● **Records supplied**
+--

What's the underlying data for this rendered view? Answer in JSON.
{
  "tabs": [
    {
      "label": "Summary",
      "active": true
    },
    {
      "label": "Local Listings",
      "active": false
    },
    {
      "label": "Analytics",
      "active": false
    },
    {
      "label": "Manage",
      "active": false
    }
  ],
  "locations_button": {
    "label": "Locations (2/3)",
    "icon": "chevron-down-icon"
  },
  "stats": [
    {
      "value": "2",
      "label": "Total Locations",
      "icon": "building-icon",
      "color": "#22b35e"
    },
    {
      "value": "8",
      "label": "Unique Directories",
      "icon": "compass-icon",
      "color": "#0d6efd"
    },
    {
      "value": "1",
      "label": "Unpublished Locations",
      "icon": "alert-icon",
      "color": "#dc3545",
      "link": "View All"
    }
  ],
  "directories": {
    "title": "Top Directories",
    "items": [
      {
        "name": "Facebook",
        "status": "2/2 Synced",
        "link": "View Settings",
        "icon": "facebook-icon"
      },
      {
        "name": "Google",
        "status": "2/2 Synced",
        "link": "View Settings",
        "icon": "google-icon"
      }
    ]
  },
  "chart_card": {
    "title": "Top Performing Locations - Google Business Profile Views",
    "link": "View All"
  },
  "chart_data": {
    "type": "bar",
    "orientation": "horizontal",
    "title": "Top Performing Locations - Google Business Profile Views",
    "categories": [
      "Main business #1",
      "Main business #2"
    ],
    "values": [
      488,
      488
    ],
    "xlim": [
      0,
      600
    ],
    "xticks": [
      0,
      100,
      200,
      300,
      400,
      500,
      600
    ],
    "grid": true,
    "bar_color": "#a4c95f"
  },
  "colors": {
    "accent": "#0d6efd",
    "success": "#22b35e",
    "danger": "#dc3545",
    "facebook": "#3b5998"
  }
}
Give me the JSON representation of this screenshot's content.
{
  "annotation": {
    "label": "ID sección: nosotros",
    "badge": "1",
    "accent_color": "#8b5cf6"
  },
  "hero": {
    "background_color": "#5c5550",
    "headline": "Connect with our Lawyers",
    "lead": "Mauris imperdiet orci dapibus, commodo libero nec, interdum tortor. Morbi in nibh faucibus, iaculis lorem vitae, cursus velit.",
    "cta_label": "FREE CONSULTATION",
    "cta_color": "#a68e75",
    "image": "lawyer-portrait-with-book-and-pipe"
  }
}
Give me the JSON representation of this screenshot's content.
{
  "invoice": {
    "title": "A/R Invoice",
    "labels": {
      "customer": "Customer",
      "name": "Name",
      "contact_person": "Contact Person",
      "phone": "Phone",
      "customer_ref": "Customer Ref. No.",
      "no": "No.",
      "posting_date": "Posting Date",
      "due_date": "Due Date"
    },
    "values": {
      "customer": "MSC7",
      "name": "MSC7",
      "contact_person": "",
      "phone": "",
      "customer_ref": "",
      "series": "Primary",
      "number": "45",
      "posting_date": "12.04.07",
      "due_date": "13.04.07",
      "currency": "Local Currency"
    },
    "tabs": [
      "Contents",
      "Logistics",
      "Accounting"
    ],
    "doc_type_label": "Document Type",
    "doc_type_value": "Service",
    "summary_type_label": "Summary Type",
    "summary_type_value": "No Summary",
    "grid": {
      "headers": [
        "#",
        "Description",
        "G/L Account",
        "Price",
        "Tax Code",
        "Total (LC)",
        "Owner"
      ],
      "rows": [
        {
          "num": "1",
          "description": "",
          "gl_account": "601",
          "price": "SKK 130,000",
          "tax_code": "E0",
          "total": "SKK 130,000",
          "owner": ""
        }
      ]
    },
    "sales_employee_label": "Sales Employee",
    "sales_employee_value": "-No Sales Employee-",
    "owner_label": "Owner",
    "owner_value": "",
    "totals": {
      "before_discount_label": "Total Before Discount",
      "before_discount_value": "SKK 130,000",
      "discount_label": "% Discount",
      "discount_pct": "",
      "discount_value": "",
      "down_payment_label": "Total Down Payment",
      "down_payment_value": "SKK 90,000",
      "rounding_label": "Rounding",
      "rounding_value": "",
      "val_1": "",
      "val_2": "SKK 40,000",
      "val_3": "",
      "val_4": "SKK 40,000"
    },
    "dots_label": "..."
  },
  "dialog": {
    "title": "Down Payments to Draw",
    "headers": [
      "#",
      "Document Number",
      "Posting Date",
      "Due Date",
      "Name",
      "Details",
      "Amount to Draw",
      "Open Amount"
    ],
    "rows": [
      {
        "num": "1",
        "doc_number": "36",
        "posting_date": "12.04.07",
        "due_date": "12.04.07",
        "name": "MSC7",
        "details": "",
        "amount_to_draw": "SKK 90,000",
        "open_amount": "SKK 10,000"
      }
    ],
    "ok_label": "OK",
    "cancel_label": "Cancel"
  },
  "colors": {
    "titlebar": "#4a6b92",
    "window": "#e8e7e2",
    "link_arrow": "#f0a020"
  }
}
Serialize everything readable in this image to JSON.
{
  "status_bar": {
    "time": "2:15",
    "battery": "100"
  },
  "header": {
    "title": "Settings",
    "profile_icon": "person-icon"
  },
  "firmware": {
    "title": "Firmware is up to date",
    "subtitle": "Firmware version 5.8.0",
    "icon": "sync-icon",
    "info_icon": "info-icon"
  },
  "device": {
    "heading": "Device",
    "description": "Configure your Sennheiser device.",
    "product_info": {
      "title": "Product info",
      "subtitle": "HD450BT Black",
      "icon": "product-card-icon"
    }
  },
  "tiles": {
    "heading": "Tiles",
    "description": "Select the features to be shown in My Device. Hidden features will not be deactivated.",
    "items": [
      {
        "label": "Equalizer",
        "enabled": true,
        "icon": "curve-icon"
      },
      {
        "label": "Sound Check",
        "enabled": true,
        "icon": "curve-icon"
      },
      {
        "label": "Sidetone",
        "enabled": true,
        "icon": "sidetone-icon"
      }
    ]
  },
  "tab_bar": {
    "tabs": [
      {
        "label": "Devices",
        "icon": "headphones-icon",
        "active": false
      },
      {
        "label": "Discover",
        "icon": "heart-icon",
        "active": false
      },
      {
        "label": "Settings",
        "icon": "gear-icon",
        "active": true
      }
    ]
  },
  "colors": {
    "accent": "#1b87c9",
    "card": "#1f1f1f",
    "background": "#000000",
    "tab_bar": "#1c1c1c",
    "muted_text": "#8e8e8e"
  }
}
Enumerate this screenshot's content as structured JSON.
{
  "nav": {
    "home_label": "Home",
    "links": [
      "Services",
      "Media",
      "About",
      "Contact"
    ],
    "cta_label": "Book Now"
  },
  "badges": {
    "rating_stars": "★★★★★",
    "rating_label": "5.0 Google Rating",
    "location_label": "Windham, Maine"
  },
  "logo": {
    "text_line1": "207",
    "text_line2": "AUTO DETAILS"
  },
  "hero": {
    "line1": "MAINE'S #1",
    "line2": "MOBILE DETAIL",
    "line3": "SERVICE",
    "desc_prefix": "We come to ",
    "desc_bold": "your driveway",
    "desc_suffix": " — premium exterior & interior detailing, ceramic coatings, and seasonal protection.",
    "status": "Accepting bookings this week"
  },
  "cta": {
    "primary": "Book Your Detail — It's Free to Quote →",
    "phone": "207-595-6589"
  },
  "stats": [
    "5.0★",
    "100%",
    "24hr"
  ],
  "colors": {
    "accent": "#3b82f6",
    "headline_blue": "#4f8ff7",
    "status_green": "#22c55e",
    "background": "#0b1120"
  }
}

+--

● **What you need to do**
Copy all lines of the material above where the string "Settings" occurs.

● **Response to this task**
        "link": "View Settings",
        "link": "View Settings",
    "title": "Settings",
        "label": "Settings",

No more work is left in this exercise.